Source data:

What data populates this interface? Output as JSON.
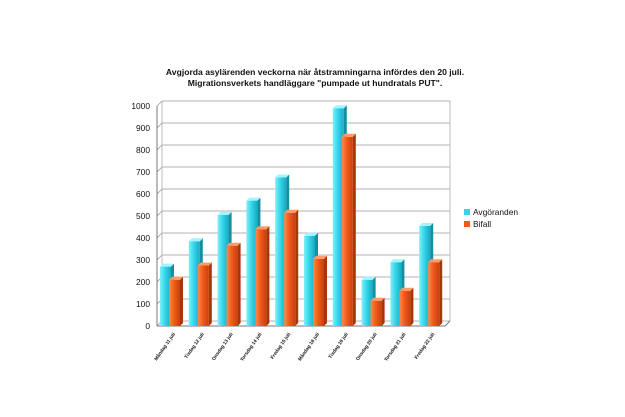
{
  "chart_data": {
    "type": "bar",
    "title": "Avgjorda asylärenden veckorna när åtstramningarna infördes den 20 juli.",
    "subtitle": "Migrationsverkets handläggare \"pumpade ut hundratals PUT\".",
    "xlabel": "",
    "ylabel": "",
    "ylim": [
      0,
      1000
    ],
    "yticks": [
      0,
      100,
      200,
      300,
      400,
      500,
      600,
      700,
      800,
      900,
      1000
    ],
    "grid": true,
    "legend_position": "right",
    "categories": [
      "Måndag 11 juli",
      "Tisdag 12 juli",
      "Onsdag 13 juli",
      "Torsdag 14 juli",
      "Fredag 15 juli",
      "Måndag 18 juli",
      "Tisdag 19 juli",
      "Onsdag 20 juli",
      "Torsdag 21 juli",
      "Fredag 22 juli"
    ],
    "series": [
      {
        "name": "Avgöranden",
        "color": "#35d4e8",
        "values": [
          270,
          385,
          505,
          570,
          675,
          410,
          990,
          210,
          290,
          455
        ]
      },
      {
        "name": "Bifall",
        "color": "#f05a1e",
        "values": [
          210,
          275,
          365,
          440,
          515,
          305,
          860,
          115,
          160,
          290
        ]
      }
    ]
  }
}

§ Task statement:
The records above need to be given again exactly. Omit the pictures.

§ Final answer:
What data populates this interface? Output as JSON.
{
  "chart_data": {
    "type": "bar",
    "title": "Avgjorda asylärenden veckorna när åtstramningarna infördes den 20 juli.",
    "subtitle": "Migrationsverkets handläggare \"pumpade ut hundratals PUT\".",
    "xlabel": "",
    "ylabel": "",
    "ylim": [
      0,
      1000
    ],
    "yticks": [
      0,
      100,
      200,
      300,
      400,
      500,
      600,
      700,
      800,
      900,
      1000
    ],
    "grid": true,
    "legend_position": "right",
    "categories": [
      "Måndag 11 juli",
      "Tisdag 12 juli",
      "Onsdag 13 juli",
      "Torsdag 14 juli",
      "Fredag 15 juli",
      "Måndag 18 juli",
      "Tisdag 19 juli",
      "Onsdag 20 juli",
      "Torsdag 21 juli",
      "Fredag 22 juli"
    ],
    "series": [
      {
        "name": "Avgöranden",
        "color": "#35d4e8",
        "values": [
          270,
          385,
          505,
          570,
          675,
          410,
          990,
          210,
          290,
          455
        ]
      },
      {
        "name": "Bifall",
        "color": "#f05a1e",
        "values": [
          210,
          275,
          365,
          440,
          515,
          305,
          860,
          115,
          160,
          290
        ]
      }
    ]
  }
}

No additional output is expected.